• [THE REQUEST]:
Return the records below word for word, starting at the line containing "Patent image size: (994, 1139)." and ending at the line containing "The section representing bread, cereal, rice, pasta, lentils", with both of those lines included.

##############################

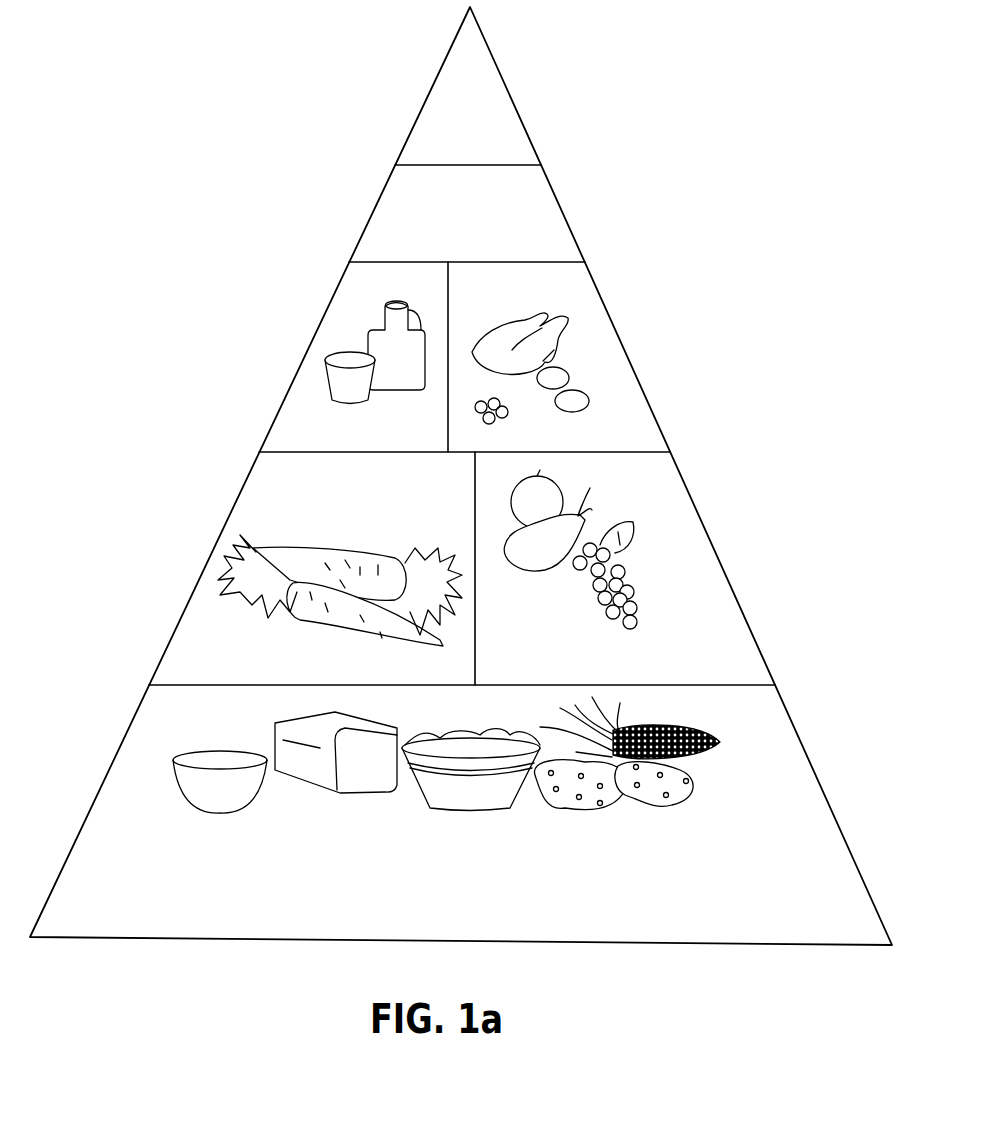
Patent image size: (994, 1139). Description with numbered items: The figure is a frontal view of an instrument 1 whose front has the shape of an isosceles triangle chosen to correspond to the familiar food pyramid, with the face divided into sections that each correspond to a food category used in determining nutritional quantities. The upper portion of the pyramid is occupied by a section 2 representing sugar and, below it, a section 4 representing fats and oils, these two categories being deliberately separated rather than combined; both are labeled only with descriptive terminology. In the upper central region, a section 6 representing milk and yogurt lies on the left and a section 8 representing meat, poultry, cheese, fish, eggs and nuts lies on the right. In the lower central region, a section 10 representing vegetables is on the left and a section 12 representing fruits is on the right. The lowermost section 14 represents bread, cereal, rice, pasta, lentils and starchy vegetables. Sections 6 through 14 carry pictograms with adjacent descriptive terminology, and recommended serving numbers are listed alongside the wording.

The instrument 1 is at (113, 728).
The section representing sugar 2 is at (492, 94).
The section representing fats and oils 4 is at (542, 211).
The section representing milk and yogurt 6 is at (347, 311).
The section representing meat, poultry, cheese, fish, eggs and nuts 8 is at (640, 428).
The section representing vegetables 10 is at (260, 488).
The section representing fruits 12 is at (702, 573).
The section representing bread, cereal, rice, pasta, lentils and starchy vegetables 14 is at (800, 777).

##############################

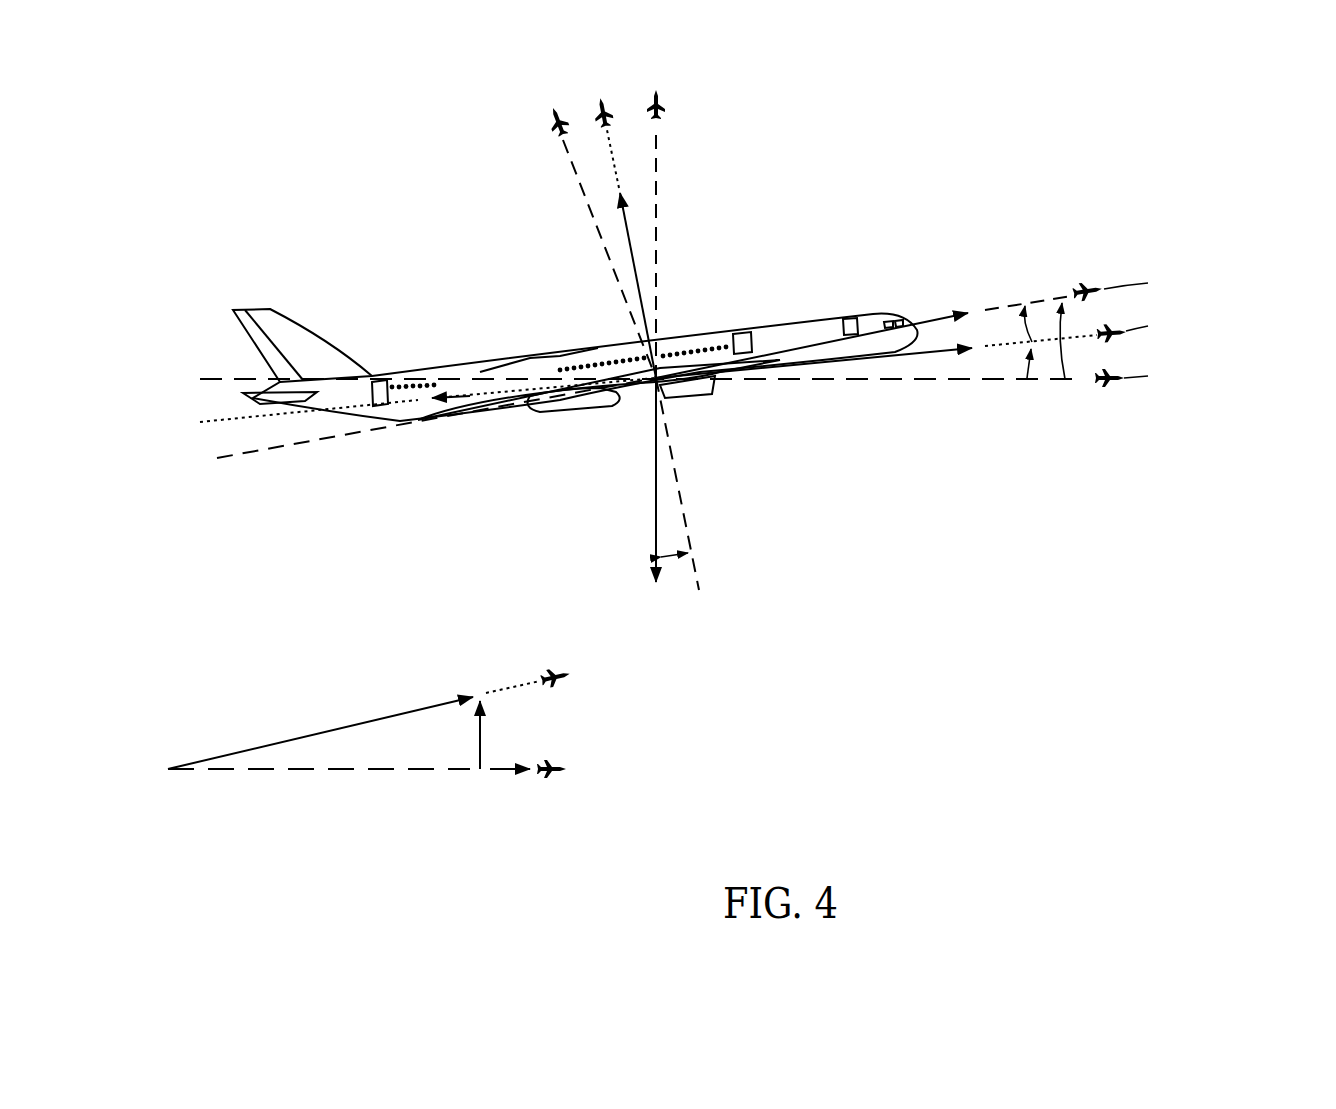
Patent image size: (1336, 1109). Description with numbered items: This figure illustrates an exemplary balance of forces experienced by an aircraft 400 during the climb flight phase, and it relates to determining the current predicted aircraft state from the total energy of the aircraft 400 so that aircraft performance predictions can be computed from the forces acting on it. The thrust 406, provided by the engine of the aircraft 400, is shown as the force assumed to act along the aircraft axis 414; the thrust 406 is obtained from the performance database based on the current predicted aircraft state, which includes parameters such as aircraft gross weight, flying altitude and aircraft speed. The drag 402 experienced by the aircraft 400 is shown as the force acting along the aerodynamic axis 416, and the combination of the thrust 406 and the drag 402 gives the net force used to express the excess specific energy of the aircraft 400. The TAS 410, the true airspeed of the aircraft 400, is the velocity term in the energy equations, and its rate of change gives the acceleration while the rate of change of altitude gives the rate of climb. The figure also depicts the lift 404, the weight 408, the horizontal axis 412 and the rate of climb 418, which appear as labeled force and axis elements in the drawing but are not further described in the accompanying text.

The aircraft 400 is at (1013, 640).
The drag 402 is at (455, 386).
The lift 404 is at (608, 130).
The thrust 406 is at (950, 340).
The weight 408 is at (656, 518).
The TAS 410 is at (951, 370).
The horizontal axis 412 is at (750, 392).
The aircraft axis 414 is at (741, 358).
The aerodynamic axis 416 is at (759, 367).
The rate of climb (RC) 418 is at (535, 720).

##############################

• [RESULT OF THE TASK]:
Patent image size: (994, 1139). Description with numbered items: The figure is a frontal view of an instrument 1 whose front has the shape of an isosceles triangle chosen to correspond to the familiar food pyramid, with the face divided into sections that each correspond to a food category used in determining nutritional quantities. The upper portion of the pyramid is occupied by a section 2 representing sugar and, below it, a section 4 representing fats and oils, these two categories being deliberately separated rather than combined; both are labeled only with descriptive terminology. In the upper central region, a section 6 representing milk and yogurt lies on the left and a section 8 representing meat, poultry, cheese, fish, eggs and nuts lies on the right. In the lower central region, a section 10 representing vegetables is on the left and a section 12 representing fruits is on the right. The lowermost section 14 represents bread, cereal, rice, pasta, lentils and starchy vegetables. Sections 6 through 14 carry pictograms with adjacent descriptive terminology, and recommended serving numbers are listed alongside the wording.

The instrument 1 is at (113, 728).
The section representing sugar 2 is at (492, 94).
The section representing fats and oils 4 is at (542, 211).
The section representing milk and yogurt 6 is at (347, 311).
The section representing meat, poultry, cheese, fish, eggs and nuts 8 is at (640, 428).
The section representing vegetables 10 is at (260, 488).
The section representing fruits 12 is at (702, 573).
The section representing bread, cereal, rice, pasta, lentils and starchy vegetables 14 is at (800, 777).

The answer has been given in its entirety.